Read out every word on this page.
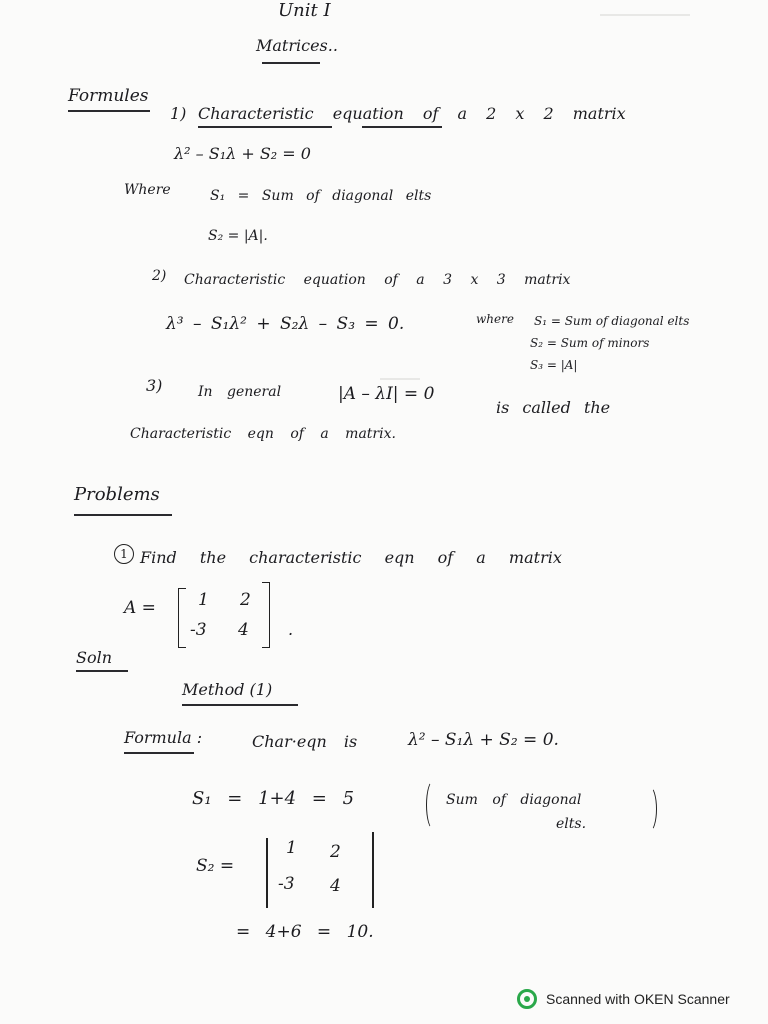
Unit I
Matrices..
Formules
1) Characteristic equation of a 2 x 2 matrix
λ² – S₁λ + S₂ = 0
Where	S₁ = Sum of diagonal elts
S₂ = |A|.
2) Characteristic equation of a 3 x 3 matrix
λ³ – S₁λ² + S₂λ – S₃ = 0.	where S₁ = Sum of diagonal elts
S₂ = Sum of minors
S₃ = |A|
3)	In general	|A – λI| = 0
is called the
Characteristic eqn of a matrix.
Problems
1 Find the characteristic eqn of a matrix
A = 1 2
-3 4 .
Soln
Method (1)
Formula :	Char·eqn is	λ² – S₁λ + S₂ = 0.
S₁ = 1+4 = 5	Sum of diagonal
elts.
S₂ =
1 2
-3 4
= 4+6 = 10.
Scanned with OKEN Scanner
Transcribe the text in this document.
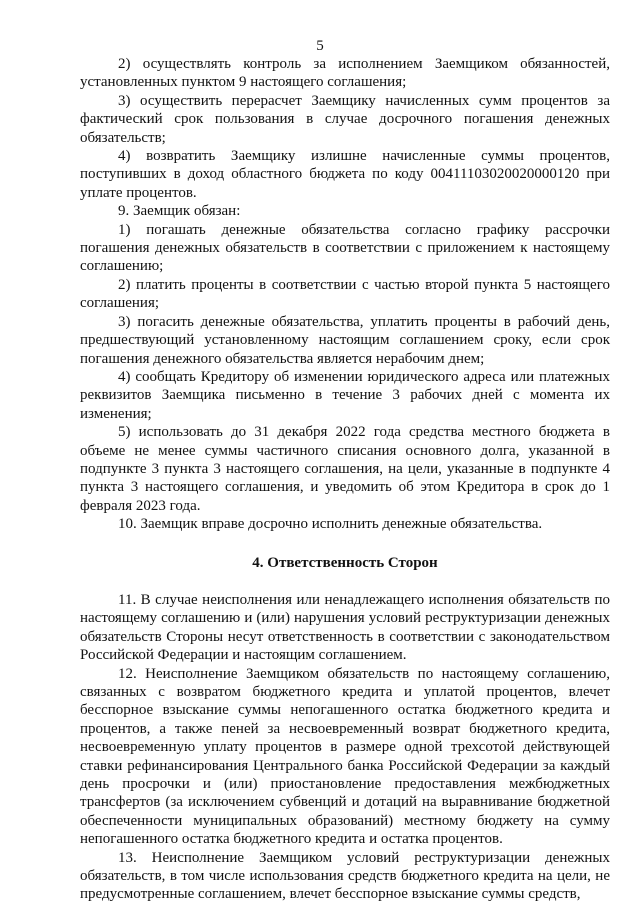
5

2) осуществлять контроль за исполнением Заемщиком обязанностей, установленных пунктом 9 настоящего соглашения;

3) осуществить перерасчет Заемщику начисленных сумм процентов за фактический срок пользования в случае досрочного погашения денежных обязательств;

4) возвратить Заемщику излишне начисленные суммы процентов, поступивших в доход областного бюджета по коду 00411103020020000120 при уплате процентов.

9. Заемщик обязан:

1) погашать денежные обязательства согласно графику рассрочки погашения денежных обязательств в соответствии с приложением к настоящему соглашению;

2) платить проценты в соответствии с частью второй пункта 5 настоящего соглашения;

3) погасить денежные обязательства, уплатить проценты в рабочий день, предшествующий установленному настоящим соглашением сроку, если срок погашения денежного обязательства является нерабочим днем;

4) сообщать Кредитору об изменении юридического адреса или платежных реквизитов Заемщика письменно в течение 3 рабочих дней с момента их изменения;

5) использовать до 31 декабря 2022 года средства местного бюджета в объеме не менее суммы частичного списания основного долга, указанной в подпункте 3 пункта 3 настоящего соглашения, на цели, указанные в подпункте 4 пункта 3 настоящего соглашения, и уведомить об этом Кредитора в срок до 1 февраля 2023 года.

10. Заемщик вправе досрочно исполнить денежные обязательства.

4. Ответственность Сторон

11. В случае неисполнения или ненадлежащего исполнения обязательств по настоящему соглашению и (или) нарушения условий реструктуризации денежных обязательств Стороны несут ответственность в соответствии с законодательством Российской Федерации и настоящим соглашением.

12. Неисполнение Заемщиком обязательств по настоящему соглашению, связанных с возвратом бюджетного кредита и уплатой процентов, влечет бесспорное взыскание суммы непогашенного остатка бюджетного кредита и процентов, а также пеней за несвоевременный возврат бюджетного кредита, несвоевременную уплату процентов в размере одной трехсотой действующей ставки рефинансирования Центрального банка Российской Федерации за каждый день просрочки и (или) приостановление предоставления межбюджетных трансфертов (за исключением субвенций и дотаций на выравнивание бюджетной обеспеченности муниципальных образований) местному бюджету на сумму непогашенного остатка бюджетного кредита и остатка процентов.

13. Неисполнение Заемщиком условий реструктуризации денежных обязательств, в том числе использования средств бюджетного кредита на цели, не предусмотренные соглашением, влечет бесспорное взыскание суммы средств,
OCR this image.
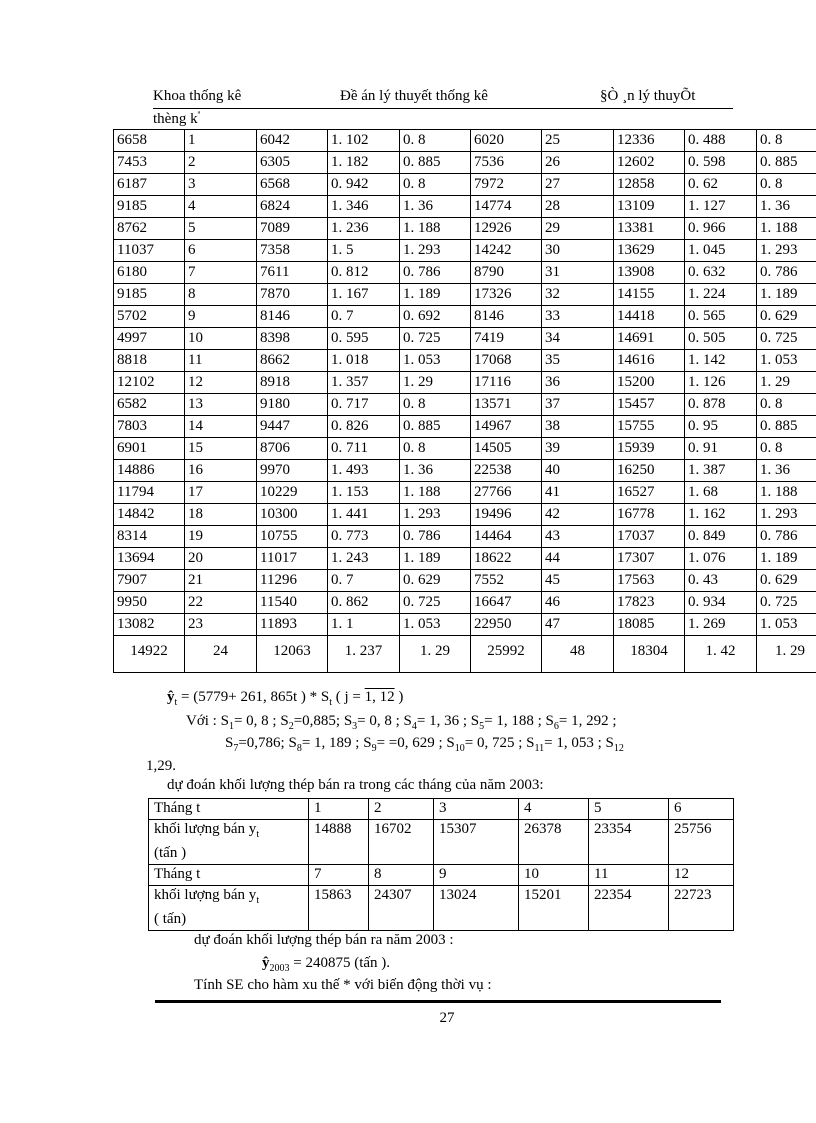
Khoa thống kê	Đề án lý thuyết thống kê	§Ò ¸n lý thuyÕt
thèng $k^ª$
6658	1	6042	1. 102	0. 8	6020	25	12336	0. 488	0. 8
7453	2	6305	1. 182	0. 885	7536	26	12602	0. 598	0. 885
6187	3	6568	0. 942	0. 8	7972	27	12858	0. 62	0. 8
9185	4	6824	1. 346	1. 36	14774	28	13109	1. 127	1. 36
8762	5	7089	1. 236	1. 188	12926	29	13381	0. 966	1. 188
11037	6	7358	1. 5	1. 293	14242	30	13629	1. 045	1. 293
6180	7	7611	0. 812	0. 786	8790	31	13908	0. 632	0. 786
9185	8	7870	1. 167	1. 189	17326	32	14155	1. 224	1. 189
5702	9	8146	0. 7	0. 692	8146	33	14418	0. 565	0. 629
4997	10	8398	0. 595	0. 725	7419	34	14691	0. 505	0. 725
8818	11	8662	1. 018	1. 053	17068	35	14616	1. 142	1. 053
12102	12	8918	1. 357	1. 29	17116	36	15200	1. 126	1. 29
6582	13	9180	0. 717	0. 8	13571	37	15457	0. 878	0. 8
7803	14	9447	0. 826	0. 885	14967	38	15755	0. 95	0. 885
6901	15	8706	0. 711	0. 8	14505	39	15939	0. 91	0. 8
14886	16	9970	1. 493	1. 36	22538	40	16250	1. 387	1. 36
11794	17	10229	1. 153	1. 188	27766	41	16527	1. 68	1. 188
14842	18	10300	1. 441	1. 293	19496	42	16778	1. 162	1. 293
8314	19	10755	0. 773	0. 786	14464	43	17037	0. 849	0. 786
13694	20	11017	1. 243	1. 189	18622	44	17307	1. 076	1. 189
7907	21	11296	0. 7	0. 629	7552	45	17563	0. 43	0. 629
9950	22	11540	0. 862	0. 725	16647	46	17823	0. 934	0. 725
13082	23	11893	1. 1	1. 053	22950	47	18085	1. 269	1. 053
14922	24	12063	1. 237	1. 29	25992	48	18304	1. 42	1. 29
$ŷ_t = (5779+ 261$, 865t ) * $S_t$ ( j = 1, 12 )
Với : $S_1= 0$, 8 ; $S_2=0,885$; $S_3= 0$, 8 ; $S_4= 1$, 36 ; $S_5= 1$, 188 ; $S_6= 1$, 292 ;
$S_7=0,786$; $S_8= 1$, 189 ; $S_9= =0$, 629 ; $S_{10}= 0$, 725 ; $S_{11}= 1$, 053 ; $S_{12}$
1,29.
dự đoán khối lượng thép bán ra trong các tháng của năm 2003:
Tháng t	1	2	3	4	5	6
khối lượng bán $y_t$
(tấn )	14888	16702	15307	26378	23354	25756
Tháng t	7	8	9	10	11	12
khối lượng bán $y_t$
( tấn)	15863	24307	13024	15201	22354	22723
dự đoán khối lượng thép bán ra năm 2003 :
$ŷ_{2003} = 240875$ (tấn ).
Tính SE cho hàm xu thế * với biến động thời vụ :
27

= = =

## Work to complete
Quote the records above in full, dropping each picture.

## Written answer
Read out every word on this page.
Unit I
Matrices..
Formules
1) Characteristic equation of a 2 x 2 matrix
λ² – S₁λ + S₂ = 0
Where	S₁ = Sum of diagonal elts
S₂ = |A|.
2) Characteristic equation of a 3 x 3 matrix
λ³ – S₁λ² + S₂λ – S₃ = 0.	where S₁ = Sum of diagonal elts
S₂ = Sum of minors
S₃ = |A|
3)	In general	|A – λI| = 0
is called the
Characteristic eqn of a matrix.
Problems
1 Find the characteristic eqn of a matrix
A = 1 2
-3 4 .
Soln
Method (1)
Formula :	Char·eqn is	λ² – S₁λ + S₂ = 0.
S₁ = 1+4 = 5	Sum of diagonal
elts.
S₂ =
1 2
-3 4
= 4+6 = 10.
Scanned with OKEN Scanner
Transcribe the text in this document.
5

2) осуществлять контроль за исполнением Заемщиком обязанностей, установленных пунктом 9 настоящего соглашения;

3) осуществить перерасчет Заемщику начисленных сумм процентов за фактический срок пользования в случае досрочного погашения денежных обязательств;

4) возвратить Заемщику излишне начисленные суммы процентов, поступивших в доход областного бюджета по коду 00411103020020000120 при уплате процентов.

9. Заемщик обязан:

1) погашать денежные обязательства согласно графику рассрочки погашения денежных обязательств в соответствии с приложением к настоящему соглашению;

2) платить проценты в соответствии с частью второй пункта 5 настоящего соглашения;

3) погасить денежные обязательства, уплатить проценты в рабочий день, предшествующий установленному настоящим соглашением сроку, если срок погашения денежного обязательства является нерабочим днем;

4) сообщать Кредитору об изменении юридического адреса или платежных реквизитов Заемщика письменно в течение 3 рабочих дней с момента их изменения;

5) использовать до 31 декабря 2022 года средства местного бюджета в объеме не менее суммы частичного списания основного долга, указанной в подпункте 3 пункта 3 настоящего соглашения, на цели, указанные в подпункте 4 пункта 3 настоящего соглашения, и уведомить об этом Кредитора в срок до 1 февраля 2023 года.

10. Заемщик вправе досрочно исполнить денежные обязательства.

4. Ответственность Сторон

11. В случае неисполнения или ненадлежащего исполнения обязательств по настоящему соглашению и (или) нарушения условий реструктуризации денежных обязательств Стороны несут ответственность в соответствии с законодательством Российской Федерации и настоящим соглашением.

12. Неисполнение Заемщиком обязательств по настоящему соглашению, связанных с возвратом бюджетного кредита и уплатой процентов, влечет бесспорное взыскание суммы непогашенного остатка бюджетного кредита и процентов, а также пеней за несвоевременный возврат бюджетного кредита, несвоевременную уплату процентов в размере одной трехсотой действующей ставки рефинансирования Центрального банка Российской Федерации за каждый день просрочки и (или) приостановление предоставления межбюджетных трансфертов (за исключением субвенций и дотаций на выравнивание бюджетной обеспеченности муниципальных образований) местному бюджету на сумму непогашенного остатка бюджетного кредита и остатка процентов.

13. Неисполнение Заемщиком условий реструктуризации денежных обязательств, в том числе использования средств бюджетного кредита на цели, не предусмотренные соглашением, влечет бесспорное взыскание суммы средств,
OCR this image.
Khoa thống kê	Đề án lý thuyết thống kê	§Ò ¸n lý thuyÕt
thèng $k^ª$
6658	1	6042	1. 102	0. 8	6020	25	12336	0. 488	0. 8
7453	2	6305	1. 182	0. 885	7536	26	12602	0. 598	0. 885
6187	3	6568	0. 942	0. 8	7972	27	12858	0. 62	0. 8
9185	4	6824	1. 346	1. 36	14774	28	13109	1. 127	1. 36
8762	5	7089	1. 236	1. 188	12926	29	13381	0. 966	1. 188
11037	6	7358	1. 5	1. 293	14242	30	13629	1. 045	1. 293
6180	7	7611	0. 812	0. 786	8790	31	13908	0. 632	0. 786
9185	8	7870	1. 167	1. 189	17326	32	14155	1. 224	1. 189
5702	9	8146	0. 7	0. 692	8146	33	14418	0. 565	0. 629
4997	10	8398	0. 595	0. 725	7419	34	14691	0. 505	0. 725
8818	11	8662	1. 018	1. 053	17068	35	14616	1. 142	1. 053
12102	12	8918	1. 357	1. 29	17116	36	15200	1. 126	1. 29
6582	13	9180	0. 717	0. 8	13571	37	15457	0. 878	0. 8
7803	14	9447	0. 826	0. 885	14967	38	15755	0. 95	0. 885
6901	15	8706	0. 711	0. 8	14505	39	15939	0. 91	0. 8
14886	16	9970	1. 493	1. 36	22538	40	16250	1. 387	1. 36
11794	17	10229	1. 153	1. 188	27766	41	16527	1. 68	1. 188
14842	18	10300	1. 441	1. 293	19496	42	16778	1. 162	1. 293
8314	19	10755	0. 773	0. 786	14464	43	17037	0. 849	0. 786
13694	20	11017	1. 243	1. 189	18622	44	17307	1. 076	1. 189
7907	21	11296	0. 7	0. 629	7552	45	17563	0. 43	0. 629
9950	22	11540	0. 862	0. 725	16647	46	17823	0. 934	0. 725
13082	23	11893	1. 1	1. 053	22950	47	18085	1. 269	1. 053
14922	24	12063	1. 237	1. 29	25992	48	18304	1. 42	1. 29
$ŷ_t = (5779+ 261$, 865t ) * $S_t$ ( j = 1, 12 )
Với : $S_1= 0$, 8 ; $S_2=0,885$; $S_3= 0$, 8 ; $S_4= 1$, 36 ; $S_5= 1$, 188 ; $S_6= 1$, 292 ;
$S_7=0,786$; $S_8= 1$, 189 ; $S_9= =0$, 629 ; $S_{10}= 0$, 725 ; $S_{11}= 1$, 053 ; $S_{12}$
1,29.
dự đoán khối lượng thép bán ra trong các tháng của năm 2003:
Tháng t	1	2	3	4	5	6
khối lượng bán $y_t$
(tấn )	14888	16702	15307	26378	23354	25756
Tháng t	7	8	9	10	11	12
khối lượng bán $y_t$
( tấn)	15863	24307	13024	15201	22354	22723
dự đoán khối lượng thép bán ra năm 2003 :
$ŷ_{2003} = 240875$ (tấn ).
Tính SE cho hàm xu thế * với biến động thời vụ :
27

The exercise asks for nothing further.